* BEGIN RECORDED DATA *
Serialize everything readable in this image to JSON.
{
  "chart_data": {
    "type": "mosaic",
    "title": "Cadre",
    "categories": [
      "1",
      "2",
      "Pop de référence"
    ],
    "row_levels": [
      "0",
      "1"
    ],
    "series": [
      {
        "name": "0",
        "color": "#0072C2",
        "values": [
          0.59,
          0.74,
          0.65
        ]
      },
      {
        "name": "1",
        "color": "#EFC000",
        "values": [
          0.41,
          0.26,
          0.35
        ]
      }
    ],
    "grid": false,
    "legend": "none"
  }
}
* END RECORDED DATA *
EXERCISE REQUIREMENTS —
Retype the entries one by one, exactly.

TASK RESULT —
Serialize everything readable in this image to JSON.
{
  "chart_data": {
    "type": "mosaic",
    "title": "Cadre",
    "categories": [
      "1",
      "2",
      "Pop de référence"
    ],
    "row_levels": [
      "0",
      "1"
    ],
    "series": [
      {
        "name": "0",
        "color": "#0072C2",
        "values": [
          0.59,
          0.74,
          0.65
        ]
      },
      {
        "name": "1",
        "color": "#EFC000",
        "values": [
          0.41,
          0.26,
          0.35
        ]
      }
    ],
    "grid": false,
    "legend": "none"
  }
}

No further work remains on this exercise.